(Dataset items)
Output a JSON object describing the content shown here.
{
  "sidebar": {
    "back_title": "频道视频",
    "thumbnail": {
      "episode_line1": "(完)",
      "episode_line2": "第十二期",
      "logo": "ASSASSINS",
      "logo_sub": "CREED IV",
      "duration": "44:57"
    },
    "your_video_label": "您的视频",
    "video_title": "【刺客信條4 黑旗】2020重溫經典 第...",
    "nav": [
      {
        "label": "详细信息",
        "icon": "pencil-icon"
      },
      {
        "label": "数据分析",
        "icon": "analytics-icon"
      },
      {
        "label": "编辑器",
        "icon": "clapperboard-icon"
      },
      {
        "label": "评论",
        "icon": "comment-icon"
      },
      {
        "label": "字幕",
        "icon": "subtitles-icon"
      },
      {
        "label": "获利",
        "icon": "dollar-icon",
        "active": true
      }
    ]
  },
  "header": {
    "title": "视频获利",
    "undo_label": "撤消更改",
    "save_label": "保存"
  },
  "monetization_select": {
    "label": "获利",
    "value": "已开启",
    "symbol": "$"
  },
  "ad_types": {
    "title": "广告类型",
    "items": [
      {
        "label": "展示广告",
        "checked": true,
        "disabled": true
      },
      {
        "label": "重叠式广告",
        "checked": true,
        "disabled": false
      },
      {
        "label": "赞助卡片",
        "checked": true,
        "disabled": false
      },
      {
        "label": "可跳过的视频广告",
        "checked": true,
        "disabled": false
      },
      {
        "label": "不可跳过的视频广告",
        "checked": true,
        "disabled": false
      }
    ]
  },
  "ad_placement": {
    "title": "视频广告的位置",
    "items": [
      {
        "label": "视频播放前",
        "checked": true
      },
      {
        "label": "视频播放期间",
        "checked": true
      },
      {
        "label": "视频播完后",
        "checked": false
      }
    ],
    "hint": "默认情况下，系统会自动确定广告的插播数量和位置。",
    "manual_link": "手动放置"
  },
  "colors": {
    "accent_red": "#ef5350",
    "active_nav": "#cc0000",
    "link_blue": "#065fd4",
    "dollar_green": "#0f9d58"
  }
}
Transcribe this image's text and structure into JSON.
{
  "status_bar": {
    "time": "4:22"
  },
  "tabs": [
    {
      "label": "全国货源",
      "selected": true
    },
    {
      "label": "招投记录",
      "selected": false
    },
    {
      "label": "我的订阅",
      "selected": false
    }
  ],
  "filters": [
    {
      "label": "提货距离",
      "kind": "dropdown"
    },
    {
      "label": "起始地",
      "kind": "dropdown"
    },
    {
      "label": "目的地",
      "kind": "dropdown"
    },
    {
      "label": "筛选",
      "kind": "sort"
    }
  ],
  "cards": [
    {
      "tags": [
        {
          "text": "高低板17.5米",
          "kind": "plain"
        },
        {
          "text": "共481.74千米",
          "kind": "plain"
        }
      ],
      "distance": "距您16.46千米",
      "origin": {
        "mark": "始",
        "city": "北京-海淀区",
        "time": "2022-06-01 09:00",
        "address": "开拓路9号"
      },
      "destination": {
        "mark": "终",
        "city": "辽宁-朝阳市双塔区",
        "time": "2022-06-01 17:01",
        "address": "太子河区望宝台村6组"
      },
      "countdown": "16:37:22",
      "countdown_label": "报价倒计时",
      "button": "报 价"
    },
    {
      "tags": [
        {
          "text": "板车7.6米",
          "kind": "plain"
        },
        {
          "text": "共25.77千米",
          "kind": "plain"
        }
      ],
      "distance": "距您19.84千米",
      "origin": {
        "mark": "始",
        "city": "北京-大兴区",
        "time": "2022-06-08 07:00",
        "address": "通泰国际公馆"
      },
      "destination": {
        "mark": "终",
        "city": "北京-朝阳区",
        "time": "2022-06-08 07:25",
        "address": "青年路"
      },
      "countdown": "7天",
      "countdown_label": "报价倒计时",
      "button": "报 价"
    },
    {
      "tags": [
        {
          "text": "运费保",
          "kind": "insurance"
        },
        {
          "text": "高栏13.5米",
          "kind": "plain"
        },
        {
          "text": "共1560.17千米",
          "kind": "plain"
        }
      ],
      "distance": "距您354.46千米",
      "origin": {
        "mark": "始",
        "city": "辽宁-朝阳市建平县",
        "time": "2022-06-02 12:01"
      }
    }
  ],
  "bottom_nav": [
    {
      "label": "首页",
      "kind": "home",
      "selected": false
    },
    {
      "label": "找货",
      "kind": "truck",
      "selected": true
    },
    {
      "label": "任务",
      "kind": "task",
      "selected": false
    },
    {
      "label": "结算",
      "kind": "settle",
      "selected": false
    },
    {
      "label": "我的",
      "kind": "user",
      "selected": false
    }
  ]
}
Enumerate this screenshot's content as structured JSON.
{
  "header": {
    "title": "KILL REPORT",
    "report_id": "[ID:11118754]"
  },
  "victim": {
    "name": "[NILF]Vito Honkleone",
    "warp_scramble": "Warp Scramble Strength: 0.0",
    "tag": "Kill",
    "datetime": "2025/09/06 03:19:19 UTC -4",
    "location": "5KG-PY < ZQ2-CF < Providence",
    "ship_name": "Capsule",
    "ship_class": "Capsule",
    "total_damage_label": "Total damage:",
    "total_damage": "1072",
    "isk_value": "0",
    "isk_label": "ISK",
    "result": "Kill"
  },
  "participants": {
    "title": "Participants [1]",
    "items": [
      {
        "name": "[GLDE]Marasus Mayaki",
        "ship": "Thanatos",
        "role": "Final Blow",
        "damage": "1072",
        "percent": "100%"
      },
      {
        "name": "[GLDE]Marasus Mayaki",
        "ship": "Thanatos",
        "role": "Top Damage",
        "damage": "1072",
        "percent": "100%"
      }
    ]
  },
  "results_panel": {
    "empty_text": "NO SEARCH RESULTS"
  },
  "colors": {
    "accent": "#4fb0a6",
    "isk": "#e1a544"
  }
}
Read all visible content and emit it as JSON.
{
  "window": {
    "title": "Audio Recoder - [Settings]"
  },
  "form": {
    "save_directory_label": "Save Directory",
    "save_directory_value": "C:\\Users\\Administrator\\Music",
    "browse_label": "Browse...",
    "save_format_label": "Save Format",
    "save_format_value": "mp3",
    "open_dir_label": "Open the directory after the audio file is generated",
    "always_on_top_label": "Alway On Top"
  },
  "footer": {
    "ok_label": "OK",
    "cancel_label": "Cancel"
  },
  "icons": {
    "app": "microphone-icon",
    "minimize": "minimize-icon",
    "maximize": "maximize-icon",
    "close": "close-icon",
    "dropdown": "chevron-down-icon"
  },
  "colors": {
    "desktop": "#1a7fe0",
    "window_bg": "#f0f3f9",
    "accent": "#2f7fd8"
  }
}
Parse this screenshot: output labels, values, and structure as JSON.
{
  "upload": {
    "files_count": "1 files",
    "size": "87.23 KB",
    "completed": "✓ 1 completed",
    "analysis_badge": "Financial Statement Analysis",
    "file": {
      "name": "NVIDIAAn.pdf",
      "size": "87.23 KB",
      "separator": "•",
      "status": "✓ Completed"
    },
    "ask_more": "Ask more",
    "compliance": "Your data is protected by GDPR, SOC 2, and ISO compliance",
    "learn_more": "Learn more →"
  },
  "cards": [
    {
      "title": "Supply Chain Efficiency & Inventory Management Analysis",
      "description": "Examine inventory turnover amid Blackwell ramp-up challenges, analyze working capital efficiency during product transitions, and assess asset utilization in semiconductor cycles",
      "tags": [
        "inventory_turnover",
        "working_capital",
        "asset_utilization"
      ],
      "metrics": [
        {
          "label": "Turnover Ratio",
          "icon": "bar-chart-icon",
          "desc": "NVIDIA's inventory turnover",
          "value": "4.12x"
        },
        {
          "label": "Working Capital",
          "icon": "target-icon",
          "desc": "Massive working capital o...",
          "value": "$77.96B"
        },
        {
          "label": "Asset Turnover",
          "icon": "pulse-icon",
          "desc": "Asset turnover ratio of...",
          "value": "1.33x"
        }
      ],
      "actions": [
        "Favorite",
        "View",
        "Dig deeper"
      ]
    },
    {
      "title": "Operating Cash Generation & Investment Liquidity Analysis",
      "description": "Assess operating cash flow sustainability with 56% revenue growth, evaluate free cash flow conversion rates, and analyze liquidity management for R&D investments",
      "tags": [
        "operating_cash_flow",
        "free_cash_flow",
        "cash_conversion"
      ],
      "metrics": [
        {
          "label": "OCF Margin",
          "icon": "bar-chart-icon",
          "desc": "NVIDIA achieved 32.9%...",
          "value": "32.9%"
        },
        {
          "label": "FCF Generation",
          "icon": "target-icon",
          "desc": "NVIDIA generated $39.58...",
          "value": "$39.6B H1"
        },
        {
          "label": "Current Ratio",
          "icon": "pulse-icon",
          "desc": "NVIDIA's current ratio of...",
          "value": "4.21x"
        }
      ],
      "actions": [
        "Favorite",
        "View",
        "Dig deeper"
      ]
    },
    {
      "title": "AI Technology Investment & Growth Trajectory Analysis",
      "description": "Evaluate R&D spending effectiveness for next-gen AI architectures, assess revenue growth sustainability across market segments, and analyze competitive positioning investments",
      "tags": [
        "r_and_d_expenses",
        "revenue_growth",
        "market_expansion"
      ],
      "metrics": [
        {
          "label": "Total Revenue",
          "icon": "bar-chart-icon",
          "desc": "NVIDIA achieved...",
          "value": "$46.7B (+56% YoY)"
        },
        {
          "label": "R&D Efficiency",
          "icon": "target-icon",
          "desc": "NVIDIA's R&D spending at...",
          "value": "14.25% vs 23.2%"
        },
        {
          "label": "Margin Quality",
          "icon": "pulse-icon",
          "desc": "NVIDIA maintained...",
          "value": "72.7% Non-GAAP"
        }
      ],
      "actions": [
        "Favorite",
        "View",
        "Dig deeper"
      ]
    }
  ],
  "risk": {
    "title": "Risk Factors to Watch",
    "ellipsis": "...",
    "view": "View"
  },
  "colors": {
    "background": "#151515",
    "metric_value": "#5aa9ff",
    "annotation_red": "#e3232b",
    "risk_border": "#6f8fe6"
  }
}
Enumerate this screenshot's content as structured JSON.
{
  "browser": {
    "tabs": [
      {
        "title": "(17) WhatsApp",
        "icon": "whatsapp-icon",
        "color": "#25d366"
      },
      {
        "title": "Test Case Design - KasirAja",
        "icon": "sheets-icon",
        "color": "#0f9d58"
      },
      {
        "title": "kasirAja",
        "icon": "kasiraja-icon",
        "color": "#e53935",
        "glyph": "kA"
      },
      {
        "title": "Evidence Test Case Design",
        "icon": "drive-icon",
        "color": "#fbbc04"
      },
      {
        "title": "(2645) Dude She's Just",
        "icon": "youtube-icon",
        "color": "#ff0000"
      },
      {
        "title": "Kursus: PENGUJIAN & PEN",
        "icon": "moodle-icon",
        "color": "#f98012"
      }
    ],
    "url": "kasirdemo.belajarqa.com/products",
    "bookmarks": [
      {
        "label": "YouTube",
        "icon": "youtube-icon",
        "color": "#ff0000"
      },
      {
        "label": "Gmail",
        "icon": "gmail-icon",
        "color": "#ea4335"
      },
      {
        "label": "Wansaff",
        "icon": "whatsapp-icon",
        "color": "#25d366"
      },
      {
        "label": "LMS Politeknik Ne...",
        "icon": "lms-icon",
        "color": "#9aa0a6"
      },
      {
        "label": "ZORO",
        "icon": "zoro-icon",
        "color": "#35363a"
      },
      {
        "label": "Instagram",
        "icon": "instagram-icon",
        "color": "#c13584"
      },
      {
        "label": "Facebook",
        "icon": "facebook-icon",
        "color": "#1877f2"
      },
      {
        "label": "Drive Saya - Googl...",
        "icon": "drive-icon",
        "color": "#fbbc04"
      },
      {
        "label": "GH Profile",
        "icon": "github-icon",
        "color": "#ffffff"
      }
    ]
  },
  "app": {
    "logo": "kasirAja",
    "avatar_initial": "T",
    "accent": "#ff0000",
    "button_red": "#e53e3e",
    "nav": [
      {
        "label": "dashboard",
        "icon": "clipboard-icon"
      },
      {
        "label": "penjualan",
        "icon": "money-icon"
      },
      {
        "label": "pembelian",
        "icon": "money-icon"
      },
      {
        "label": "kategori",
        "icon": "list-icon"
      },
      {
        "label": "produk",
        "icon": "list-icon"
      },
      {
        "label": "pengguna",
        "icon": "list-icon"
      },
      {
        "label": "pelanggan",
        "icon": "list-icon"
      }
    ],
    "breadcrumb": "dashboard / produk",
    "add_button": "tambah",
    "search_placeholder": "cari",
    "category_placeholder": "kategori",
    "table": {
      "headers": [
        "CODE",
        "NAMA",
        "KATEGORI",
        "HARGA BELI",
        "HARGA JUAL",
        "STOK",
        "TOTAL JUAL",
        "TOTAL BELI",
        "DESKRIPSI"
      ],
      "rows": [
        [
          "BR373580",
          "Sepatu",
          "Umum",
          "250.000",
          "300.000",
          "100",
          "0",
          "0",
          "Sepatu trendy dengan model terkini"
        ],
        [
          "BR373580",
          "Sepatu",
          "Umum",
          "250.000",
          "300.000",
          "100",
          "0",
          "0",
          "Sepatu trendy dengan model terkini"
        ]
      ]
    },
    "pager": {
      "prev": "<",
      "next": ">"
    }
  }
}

■ **PROBLEM TO WORK ON**:
Search the data for "produk" and list every line in which it occurs.

■ **SOLUTION FOR THIS EXERCISE**:
        "label": "produk",
    "breadcrumb": "dashboard / produk",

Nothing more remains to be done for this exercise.